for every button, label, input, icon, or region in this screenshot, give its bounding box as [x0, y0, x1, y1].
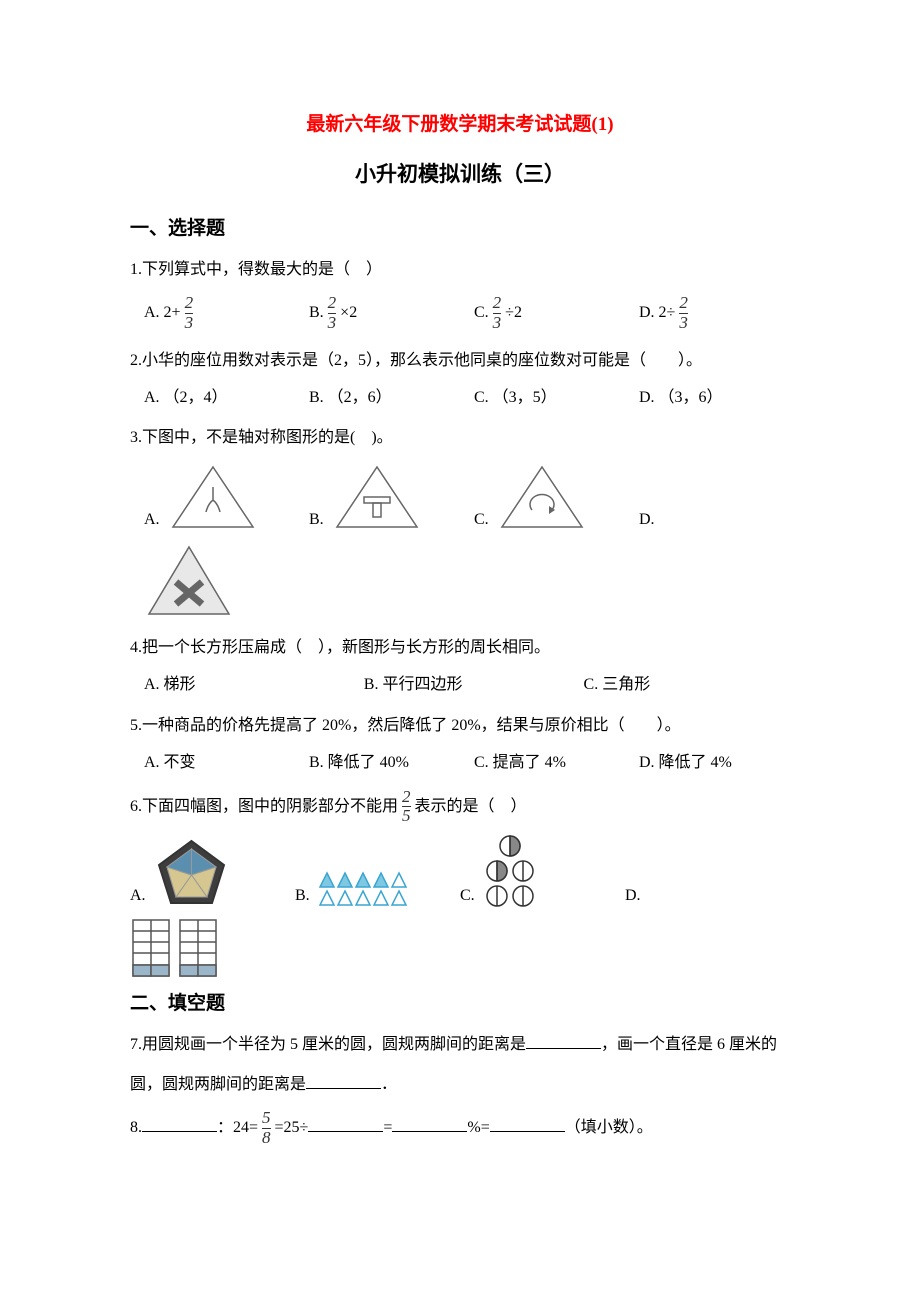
q8-t1: 8. [130, 1119, 142, 1136]
triangles-grid-icon [318, 871, 413, 909]
q3-a-label: A. [144, 511, 164, 528]
fraction-icon: 23 [493, 294, 502, 332]
q2-option-a: A. （2，4） [130, 385, 295, 411]
blank-field [308, 1116, 383, 1132]
section-1-header: 一、选择题 [130, 214, 790, 244]
q8-t3: =25÷ [271, 1119, 309, 1136]
question-8: 8. ：24= 58 =25÷ = %= （填小数）。 [130, 1109, 790, 1147]
q4-option-a: A. 梯形 [130, 672, 350, 698]
q3-c-label: C. [474, 511, 493, 528]
question-3: 3.下图中，不是轴对称图形的是( )。 [130, 422, 790, 454]
q1-option-c: C. 23 ÷2 [460, 294, 625, 332]
triangle-branch-icon [168, 462, 258, 532]
q6-c-label: C. [460, 887, 479, 904]
q6-text1: 6.下面四幅图，图中的阴影部分不能用 [130, 797, 402, 814]
q5-option-a: A. 不变 [130, 750, 295, 776]
q3-option-d-image [130, 542, 234, 622]
fraction-icon: 23 [328, 294, 337, 332]
q8-t6: （填小数）。 [565, 1119, 653, 1136]
fraction-icon: 23 [185, 294, 194, 332]
document-title: 最新六年级下册数学期末考试试题(1) [130, 110, 790, 140]
question-1: 1.下列算式中，得数最大的是（ ） [130, 254, 790, 286]
q4-option-b: B. 平行四边形 [350, 672, 570, 698]
q6-option-b: B. [295, 871, 460, 909]
q5-option-d: D. 降低了 4% [625, 750, 790, 776]
circles-halved-icon [483, 834, 538, 909]
q7-t2: ，画一个直径是 6 厘米的 [601, 1036, 777, 1053]
blank-field [142, 1116, 217, 1132]
fraction-icon: 25 [402, 788, 411, 826]
q5-option-b: B. 降低了 40% [295, 750, 460, 776]
tables-shaded-icon [130, 917, 220, 979]
question-6: 6.下面四幅图，图中的阴影部分不能用 25 表示的是（ ） [130, 788, 790, 826]
question-1-options: A. 2+ 23 B. 23 ×2 C. 23 ÷2 D. 2÷ 23 [130, 294, 790, 332]
q6-b-label: B. [295, 887, 314, 904]
section-2-header: 二、填空题 [130, 989, 790, 1019]
question-6-options-row1: A. B. [130, 834, 790, 909]
q2-option-b: B. （2，6） [295, 385, 460, 411]
question-2: 2.小华的座位用数对表示是（2，5），那么表示他同桌的座位数对可能是（ ）。 [130, 345, 790, 377]
q2-option-c: C. （3，5） [460, 385, 625, 411]
q3-option-a: A. [130, 462, 295, 532]
pentagon-shaded-icon [154, 837, 229, 909]
question-7: 7.用圆规画一个半径为 5 厘米的圆，圆规两脚间的距离是 ，画一个直径是 6 厘米… [130, 1029, 790, 1061]
q8-t2: ：24= [217, 1119, 262, 1136]
question-3-options-row2 [130, 542, 790, 622]
q1-b-suffix: ×2 [336, 304, 357, 321]
q7-t4: ． [381, 1076, 397, 1093]
blank-field [526, 1033, 601, 1049]
q6-option-a: A. [130, 837, 295, 909]
question-2-options: A. （2，4） B. （2，6） C. （3，5） D. （3，6） [130, 385, 790, 411]
document-subtitle: 小升初模拟训练（三） [130, 158, 790, 192]
triangle-t-icon [332, 462, 422, 532]
q4-option-c: C. 三角形 [570, 672, 790, 698]
question-7-line2: 圆，圆规两脚间的距离是 ． [130, 1069, 790, 1101]
q1-c-suffix: ÷2 [501, 304, 522, 321]
q1-b-label: B. [309, 304, 328, 321]
q6-text2: 表示的是（ ） [411, 797, 527, 814]
q1-d-label: D. 2÷ [639, 304, 679, 321]
fraction-icon: 58 [262, 1109, 271, 1147]
blank-field [490, 1116, 565, 1132]
q6-a-label: A. [130, 887, 150, 904]
q7-t3: 圆，圆规两脚间的距离是 [130, 1076, 306, 1093]
q3-option-d: D. [625, 507, 790, 533]
q5-option-c: C. 提高了 4% [460, 750, 625, 776]
q6-option-d-image [130, 917, 220, 979]
q6-option-c: C. [460, 834, 625, 909]
q3-option-b: B. [295, 462, 460, 532]
triangle-arrow-icon [497, 462, 587, 532]
q7-t1: 7.用圆规画一个半径为 5 厘米的圆，圆规两脚间的距离是 [130, 1036, 526, 1053]
question-6-options-row2 [130, 917, 790, 979]
q1-option-b: B. 23 ×2 [295, 294, 460, 332]
q3-d-label: D. [639, 511, 655, 528]
q3-option-c: C. [460, 462, 625, 532]
question-4-options: A. 梯形 B. 平行四边形 C. 三角形 [130, 672, 790, 698]
question-5-options: A. 不变 B. 降低了 40% C. 提高了 4% D. 降低了 4% [130, 750, 790, 776]
q1-option-a: A. 2+ 23 [130, 294, 295, 332]
q2-option-d: D. （3，6） [625, 385, 790, 411]
q6-option-d: D. [625, 883, 790, 909]
q3-b-label: B. [309, 511, 328, 528]
question-3-options-row1: A. B. C. D. [130, 462, 790, 532]
q1-c-label: C. [474, 304, 493, 321]
q8-t4: = [383, 1119, 392, 1136]
fraction-icon: 23 [679, 294, 688, 332]
question-4: 4.把一个长方形压扁成（ ），新图形与长方形的周长相同。 [130, 632, 790, 664]
q1-a-label: A. 2+ [144, 304, 185, 321]
q6-d-label: D. [625, 887, 641, 904]
q8-t5: %= [467, 1119, 489, 1136]
q1-option-d: D. 2÷ 23 [625, 294, 790, 332]
triangle-x-icon [144, 542, 234, 622]
blank-field [392, 1116, 467, 1132]
blank-field [306, 1073, 381, 1089]
question-5: 5.一种商品的价格先提高了 20%，然后降低了 20%，结果与原价相比（ ）。 [130, 710, 790, 742]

##########

DIRECTIONS → Please set down, unchanged, everything from the row containing "q8-t1: 8. [130, 1119, 142, 1136]" down to the row containing "question-8: 8. ：24= 58", including both of those rows.

RESPONSE TO THE EXERCISE →
q8-t1: 8. [130, 1119, 142, 1136]
triangles-grid-icon [318, 871, 413, 909]
q3-a-label: A. [144, 511, 164, 528]
fraction-icon: 23 [493, 294, 502, 332]
q2-option-a: A. （2，4） [130, 385, 295, 411]
blank-field [308, 1116, 383, 1132]
section-1-header: 一、选择题 [130, 214, 790, 244]
q8-t3: =25÷ [271, 1119, 309, 1136]
question-8: 8. ：24= 58 =25÷ = %= （填小数）。 [130, 1109, 790, 1147]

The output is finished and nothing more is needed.